_WHAT THE TASK ASKS:_
Pictures do not belong in your copy. Repeat all the other data exactly.

_DATA EXCERPTS:_
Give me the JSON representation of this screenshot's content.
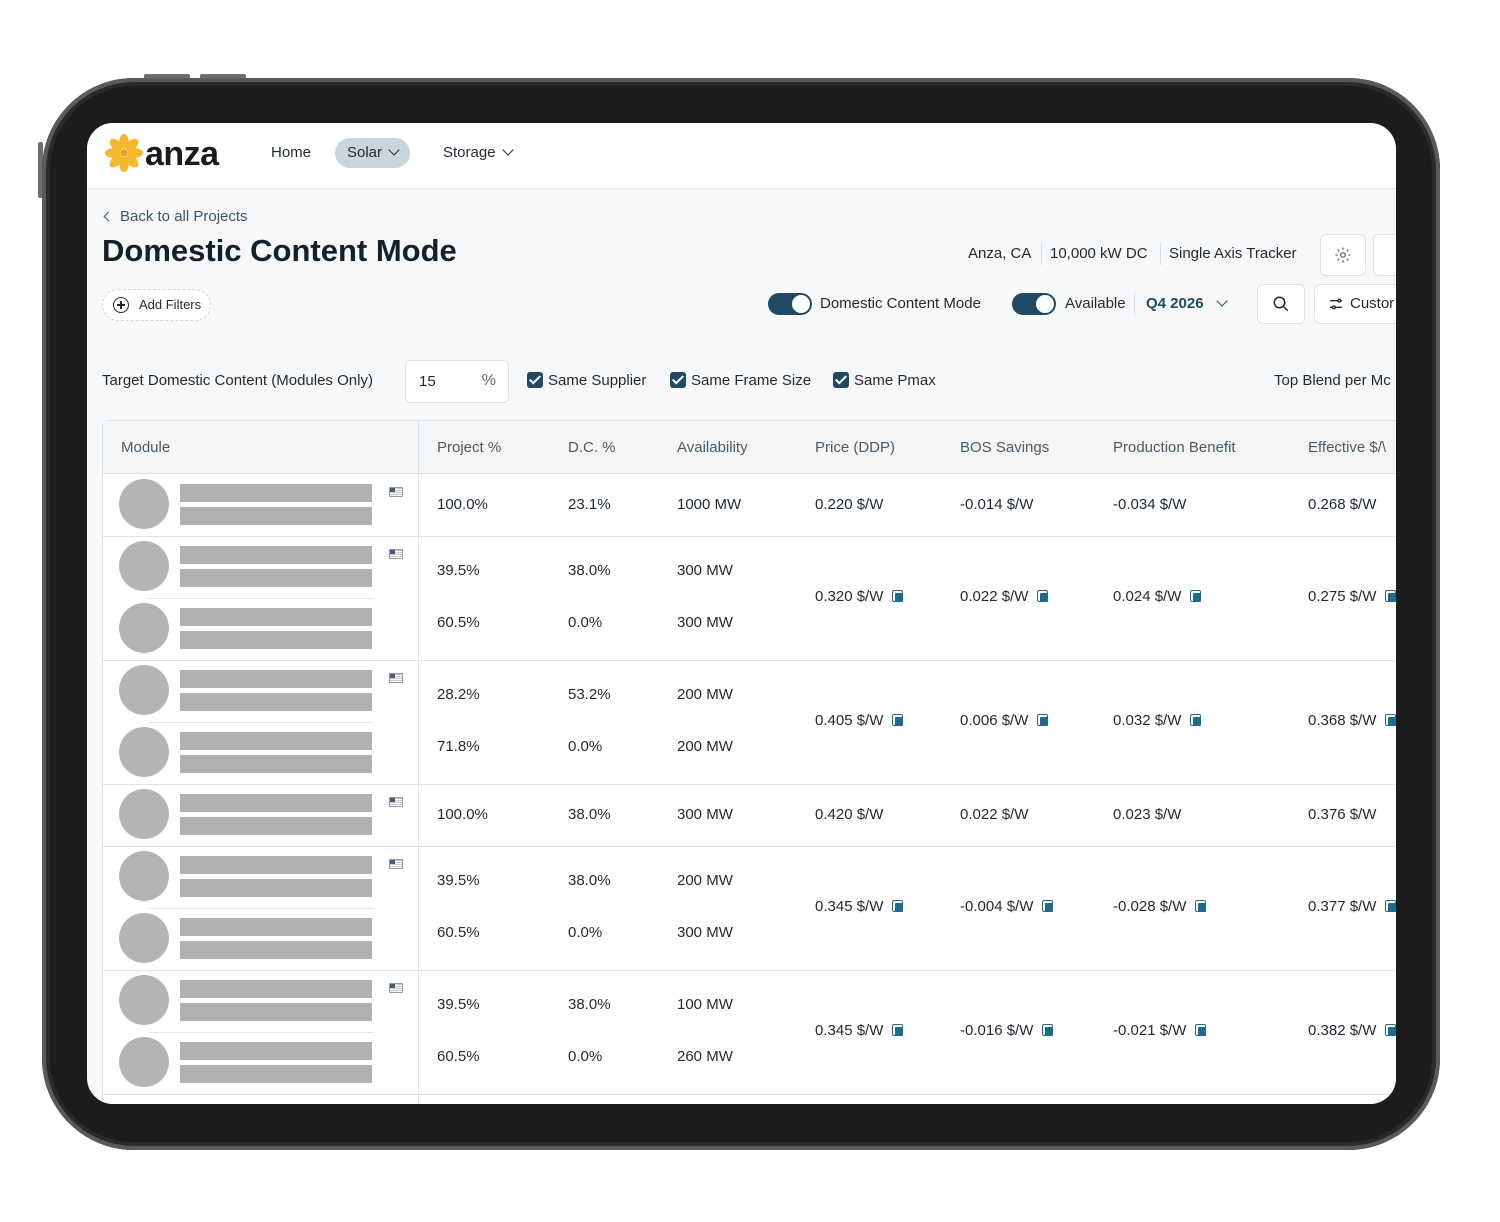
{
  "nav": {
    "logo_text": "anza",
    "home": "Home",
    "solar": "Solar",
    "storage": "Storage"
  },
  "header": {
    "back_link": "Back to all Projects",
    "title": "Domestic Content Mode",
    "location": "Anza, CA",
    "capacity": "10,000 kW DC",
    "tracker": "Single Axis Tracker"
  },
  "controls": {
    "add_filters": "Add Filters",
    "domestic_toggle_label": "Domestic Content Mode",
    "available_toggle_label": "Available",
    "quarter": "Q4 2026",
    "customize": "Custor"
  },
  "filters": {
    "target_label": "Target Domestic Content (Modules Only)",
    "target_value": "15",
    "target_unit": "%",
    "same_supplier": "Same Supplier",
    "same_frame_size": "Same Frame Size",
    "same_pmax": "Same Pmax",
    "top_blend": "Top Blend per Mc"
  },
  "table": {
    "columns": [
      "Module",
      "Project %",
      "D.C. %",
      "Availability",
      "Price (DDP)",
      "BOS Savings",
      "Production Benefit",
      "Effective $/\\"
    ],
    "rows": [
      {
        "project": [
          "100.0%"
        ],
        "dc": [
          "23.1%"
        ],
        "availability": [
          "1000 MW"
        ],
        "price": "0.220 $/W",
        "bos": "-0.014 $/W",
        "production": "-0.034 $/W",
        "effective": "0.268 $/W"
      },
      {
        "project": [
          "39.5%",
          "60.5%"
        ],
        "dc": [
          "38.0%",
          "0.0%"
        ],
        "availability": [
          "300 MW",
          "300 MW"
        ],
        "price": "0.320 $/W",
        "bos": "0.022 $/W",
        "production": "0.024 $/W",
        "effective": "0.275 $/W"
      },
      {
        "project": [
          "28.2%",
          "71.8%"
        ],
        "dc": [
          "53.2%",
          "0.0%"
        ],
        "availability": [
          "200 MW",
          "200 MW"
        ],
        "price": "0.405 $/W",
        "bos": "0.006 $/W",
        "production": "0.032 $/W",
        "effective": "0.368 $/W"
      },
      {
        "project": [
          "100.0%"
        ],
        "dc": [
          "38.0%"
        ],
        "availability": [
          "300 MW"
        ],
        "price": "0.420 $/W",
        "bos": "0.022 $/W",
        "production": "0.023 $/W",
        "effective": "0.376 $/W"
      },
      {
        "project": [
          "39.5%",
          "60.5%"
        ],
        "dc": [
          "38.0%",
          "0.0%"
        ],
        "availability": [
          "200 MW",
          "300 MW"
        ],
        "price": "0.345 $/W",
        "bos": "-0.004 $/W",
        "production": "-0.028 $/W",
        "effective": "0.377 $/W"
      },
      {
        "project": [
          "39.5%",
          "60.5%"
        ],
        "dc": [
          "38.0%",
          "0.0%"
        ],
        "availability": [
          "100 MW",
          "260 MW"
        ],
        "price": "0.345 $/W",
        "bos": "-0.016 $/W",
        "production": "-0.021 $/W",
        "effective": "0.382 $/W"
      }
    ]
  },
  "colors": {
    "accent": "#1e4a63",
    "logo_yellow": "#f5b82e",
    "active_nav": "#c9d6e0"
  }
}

_CORRECT RESPONSE:_
Give me the JSON representation of this screenshot's content.
{
  "nav": {
    "logo_text": "anza",
    "home": "Home",
    "solar": "Solar",
    "storage": "Storage"
  },
  "header": {
    "back_link": "Back to all Projects",
    "title": "Domestic Content Mode",
    "location": "Anza, CA",
    "capacity": "10,000 kW DC",
    "tracker": "Single Axis Tracker"
  },
  "controls": {
    "add_filters": "Add Filters",
    "domestic_toggle_label": "Domestic Content Mode",
    "available_toggle_label": "Available",
    "quarter": "Q4 2026",
    "customize": "Custor"
  },
  "filters": {
    "target_label": "Target Domestic Content (Modules Only)",
    "target_value": "15",
    "target_unit": "%",
    "same_supplier": "Same Supplier",
    "same_frame_size": "Same Frame Size",
    "same_pmax": "Same Pmax",
    "top_blend": "Top Blend per Mc"
  },
  "table": {
    "columns": [
      "Module",
      "Project %",
      "D.C. %",
      "Availability",
      "Price (DDP)",
      "BOS Savings",
      "Production Benefit",
      "Effective $/\\"
    ],
    "rows": [
      {
        "project": [
          "100.0%"
        ],
        "dc": [
          "23.1%"
        ],
        "availability": [
          "1000 MW"
        ],
        "price": "0.220 $/W",
        "bos": "-0.014 $/W",
        "production": "-0.034 $/W",
        "effective": "0.268 $/W"
      },
      {
        "project": [
          "39.5%",
          "60.5%"
        ],
        "dc": [
          "38.0%",
          "0.0%"
        ],
        "availability": [
          "300 MW",
          "300 MW"
        ],
        "price": "0.320 $/W",
        "bos": "0.022 $/W",
        "production": "0.024 $/W",
        "effective": "0.275 $/W"
      },
      {
        "project": [
          "28.2%",
          "71.8%"
        ],
        "dc": [
          "53.2%",
          "0.0%"
        ],
        "availability": [
          "200 MW",
          "200 MW"
        ],
        "price": "0.405 $/W",
        "bos": "0.006 $/W",
        "production": "0.032 $/W",
        "effective": "0.368 $/W"
      },
      {
        "project": [
          "100.0%"
        ],
        "dc": [
          "38.0%"
        ],
        "availability": [
          "300 MW"
        ],
        "price": "0.420 $/W",
        "bos": "0.022 $/W",
        "production": "0.023 $/W",
        "effective": "0.376 $/W"
      },
      {
        "project": [
          "39.5%",
          "60.5%"
        ],
        "dc": [
          "38.0%",
          "0.0%"
        ],
        "availability": [
          "200 MW",
          "300 MW"
        ],
        "price": "0.345 $/W",
        "bos": "-0.004 $/W",
        "production": "-0.028 $/W",
        "effective": "0.377 $/W"
      },
      {
        "project": [
          "39.5%",
          "60.5%"
        ],
        "dc": [
          "38.0%",
          "0.0%"
        ],
        "availability": [
          "100 MW",
          "260 MW"
        ],
        "price": "0.345 $/W",
        "bos": "-0.016 $/W",
        "production": "-0.021 $/W",
        "effective": "0.382 $/W"
      }
    ]
  },
  "colors": {
    "accent": "#1e4a63",
    "logo_yellow": "#f5b82e",
    "active_nav": "#c9d6e0"
  }
}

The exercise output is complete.